*** Dataset

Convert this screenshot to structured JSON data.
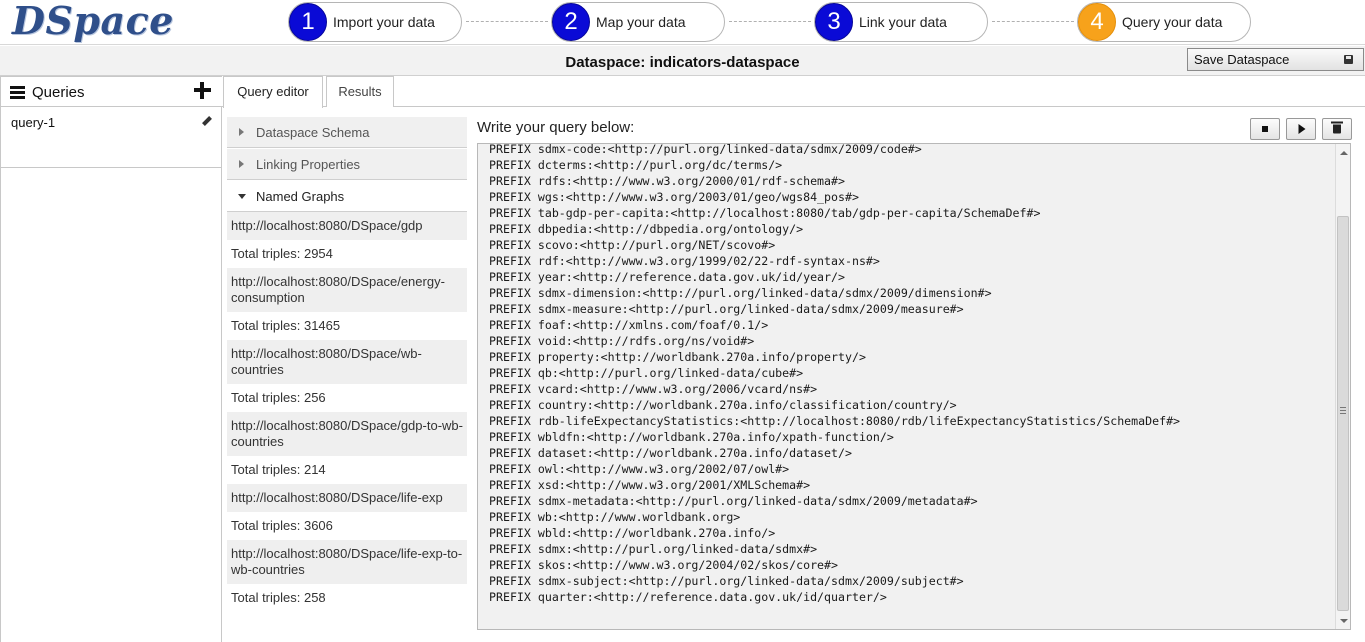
{
  "app": {
    "logo": "DSpace"
  },
  "steps": [
    {
      "number": "1",
      "label": "Import your data",
      "active": false
    },
    {
      "number": "2",
      "label": "Map your data",
      "active": false
    },
    {
      "number": "3",
      "label": "Link your data",
      "active": false
    },
    {
      "number": "4",
      "label": "Query your data",
      "active": true
    }
  ],
  "dataspace": {
    "title": "Dataspace: indicators-dataspace",
    "save_label": "Save Dataspace"
  },
  "sidebar": {
    "title": "Queries",
    "items": [
      {
        "name": "query-1"
      }
    ]
  },
  "tabs": [
    {
      "label": "Query editor",
      "selected": true
    },
    {
      "label": "Results",
      "selected": false
    }
  ],
  "schema_panel": {
    "sections": [
      {
        "label": "Dataspace Schema",
        "open": false
      },
      {
        "label": "Linking Properties",
        "open": false
      },
      {
        "label": "Named Graphs",
        "open": true
      }
    ],
    "graphs": [
      {
        "uri": "http://localhost:8080/DSpace/gdp",
        "triples": "Total triples: 2954"
      },
      {
        "uri": "http://localhost:8080/DSpace/energy-consumption",
        "triples": "Total triples: 31465"
      },
      {
        "uri": "http://localhost:8080/DSpace/wb-countries",
        "triples": "Total triples: 256"
      },
      {
        "uri": "http://localhost:8080/DSpace/gdp-to-wb-countries",
        "triples": "Total triples: 214"
      },
      {
        "uri": "http://localhost:8080/DSpace/life-exp",
        "triples": "Total triples: 3606"
      },
      {
        "uri": "http://localhost:8080/DSpace/life-exp-to-wb-countries",
        "triples": "Total triples: 258"
      }
    ]
  },
  "editor": {
    "label": "Write your query below:",
    "lines": [
      "PREFIX sdmx-code:<http://purl.org/linked-data/sdmx/2009/code#>",
      "PREFIX dcterms:<http://purl.org/dc/terms/>",
      "PREFIX rdfs:<http://www.w3.org/2000/01/rdf-schema#>",
      "PREFIX wgs:<http://www.w3.org/2003/01/geo/wgs84_pos#>",
      "PREFIX tab-gdp-per-capita:<http://localhost:8080/tab/gdp-per-capita/SchemaDef#>",
      "PREFIX dbpedia:<http://dbpedia.org/ontology/>",
      "PREFIX scovo:<http://purl.org/NET/scovo#>",
      "PREFIX rdf:<http://www.w3.org/1999/02/22-rdf-syntax-ns#>",
      "PREFIX year:<http://reference.data.gov.uk/id/year/>",
      "PREFIX sdmx-dimension:<http://purl.org/linked-data/sdmx/2009/dimension#>",
      "PREFIX sdmx-measure:<http://purl.org/linked-data/sdmx/2009/measure#>",
      "PREFIX foaf:<http://xmlns.com/foaf/0.1/>",
      "PREFIX void:<http://rdfs.org/ns/void#>",
      "PREFIX property:<http://worldbank.270a.info/property/>",
      "PREFIX qb:<http://purl.org/linked-data/cube#>",
      "PREFIX vcard:<http://www.w3.org/2006/vcard/ns#>",
      "PREFIX country:<http://worldbank.270a.info/classification/country/>",
      "PREFIX rdb-lifeExpectancyStatistics:<http://localhost:8080/rdb/lifeExpectancyStatistics/SchemaDef#>",
      "PREFIX wbldfn:<http://worldbank.270a.info/xpath-function/>",
      "PREFIX dataset:<http://worldbank.270a.info/dataset/>",
      "PREFIX owl:<http://www.w3.org/2002/07/owl#>",
      "PREFIX xsd:<http://www.w3.org/2001/XMLSchema#>",
      "PREFIX sdmx-metadata:<http://purl.org/linked-data/sdmx/2009/metadata#>",
      "PREFIX wb:<http://www.worldbank.org>",
      "PREFIX wbld:<http://worldbank.270a.info/>",
      "PREFIX sdmx:<http://purl.org/linked-data/sdmx#>",
      "PREFIX skos:<http://www.w3.org/2004/02/skos/core#>",
      "PREFIX sdmx-subject:<http://purl.org/linked-data/sdmx/2009/subject#>",
      "PREFIX quarter:<http://reference.data.gov.uk/id/quarter/>"
    ]
  },
  "icons": {
    "stop": "stop-icon",
    "run": "play-icon",
    "clear": "trash-icon",
    "save": "floppy-icon",
    "menu": "hamburger-icon",
    "add": "plus-icon",
    "edit": "pencil-icon"
  },
  "colors": {
    "step_blue": "#0a0ad6",
    "step_active": "#f7a21b",
    "logo": "#2f4f8a"
  }
}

******

### Brief
Reproduce every line of the listing above in which the string "title" appears.

### Solution for this task
    "title": "Dataspace: indicators-dataspace",
    "title": "Queries",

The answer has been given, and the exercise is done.